● EXERCISE OBJECTIVE
Copy all lines of the listing that include the string "FALSE".

START DATA TO PROCESS

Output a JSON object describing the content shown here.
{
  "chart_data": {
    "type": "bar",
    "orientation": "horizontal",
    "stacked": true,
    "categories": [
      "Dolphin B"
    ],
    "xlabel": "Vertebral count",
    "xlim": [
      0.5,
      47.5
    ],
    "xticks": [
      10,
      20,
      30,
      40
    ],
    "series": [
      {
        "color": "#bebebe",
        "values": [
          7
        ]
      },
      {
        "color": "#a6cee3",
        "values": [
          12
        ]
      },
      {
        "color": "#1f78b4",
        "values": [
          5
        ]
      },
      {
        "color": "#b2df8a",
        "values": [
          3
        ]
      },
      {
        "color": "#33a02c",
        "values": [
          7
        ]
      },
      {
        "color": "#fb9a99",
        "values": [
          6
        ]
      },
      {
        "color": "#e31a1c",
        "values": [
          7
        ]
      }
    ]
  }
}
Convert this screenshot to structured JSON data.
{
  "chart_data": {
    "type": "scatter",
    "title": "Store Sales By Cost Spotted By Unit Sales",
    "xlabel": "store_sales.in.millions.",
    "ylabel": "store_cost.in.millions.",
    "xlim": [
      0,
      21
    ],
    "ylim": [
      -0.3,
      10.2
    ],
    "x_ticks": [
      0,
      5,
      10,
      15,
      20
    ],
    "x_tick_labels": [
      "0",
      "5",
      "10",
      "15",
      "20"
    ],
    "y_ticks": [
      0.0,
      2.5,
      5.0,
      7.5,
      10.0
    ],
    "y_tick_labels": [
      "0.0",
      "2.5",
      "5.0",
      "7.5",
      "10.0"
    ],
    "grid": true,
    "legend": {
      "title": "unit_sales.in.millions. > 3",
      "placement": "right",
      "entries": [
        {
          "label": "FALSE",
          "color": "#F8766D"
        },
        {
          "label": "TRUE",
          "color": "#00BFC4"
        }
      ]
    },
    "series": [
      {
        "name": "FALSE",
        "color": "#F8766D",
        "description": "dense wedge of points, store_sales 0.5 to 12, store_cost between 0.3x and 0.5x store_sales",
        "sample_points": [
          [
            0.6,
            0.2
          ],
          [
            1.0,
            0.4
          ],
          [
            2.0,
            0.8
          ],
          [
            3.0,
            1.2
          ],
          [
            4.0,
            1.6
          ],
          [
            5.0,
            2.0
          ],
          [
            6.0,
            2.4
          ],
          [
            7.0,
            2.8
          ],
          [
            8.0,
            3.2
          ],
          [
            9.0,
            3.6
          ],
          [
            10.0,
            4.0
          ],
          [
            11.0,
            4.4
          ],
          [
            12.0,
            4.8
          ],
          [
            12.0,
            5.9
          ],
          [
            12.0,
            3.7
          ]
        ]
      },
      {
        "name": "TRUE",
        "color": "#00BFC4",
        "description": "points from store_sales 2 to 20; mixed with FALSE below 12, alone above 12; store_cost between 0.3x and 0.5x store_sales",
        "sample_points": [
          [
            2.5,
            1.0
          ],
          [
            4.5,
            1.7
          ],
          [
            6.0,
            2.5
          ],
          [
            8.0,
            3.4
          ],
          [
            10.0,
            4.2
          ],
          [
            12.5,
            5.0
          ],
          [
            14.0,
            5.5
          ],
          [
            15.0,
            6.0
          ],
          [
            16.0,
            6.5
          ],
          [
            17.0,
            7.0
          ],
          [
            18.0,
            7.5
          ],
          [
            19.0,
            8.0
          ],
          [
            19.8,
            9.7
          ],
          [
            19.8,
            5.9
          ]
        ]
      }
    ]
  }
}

END DATA TO PROCESS

● COMPLETED TASK
          "label": "FALSE",
        "name": "FALSE",
        "description": "points from store_sales 2 to 20; mixed with FALSE below 12, alone above 12; store_cost between 0.3x and 0.5x store_sales",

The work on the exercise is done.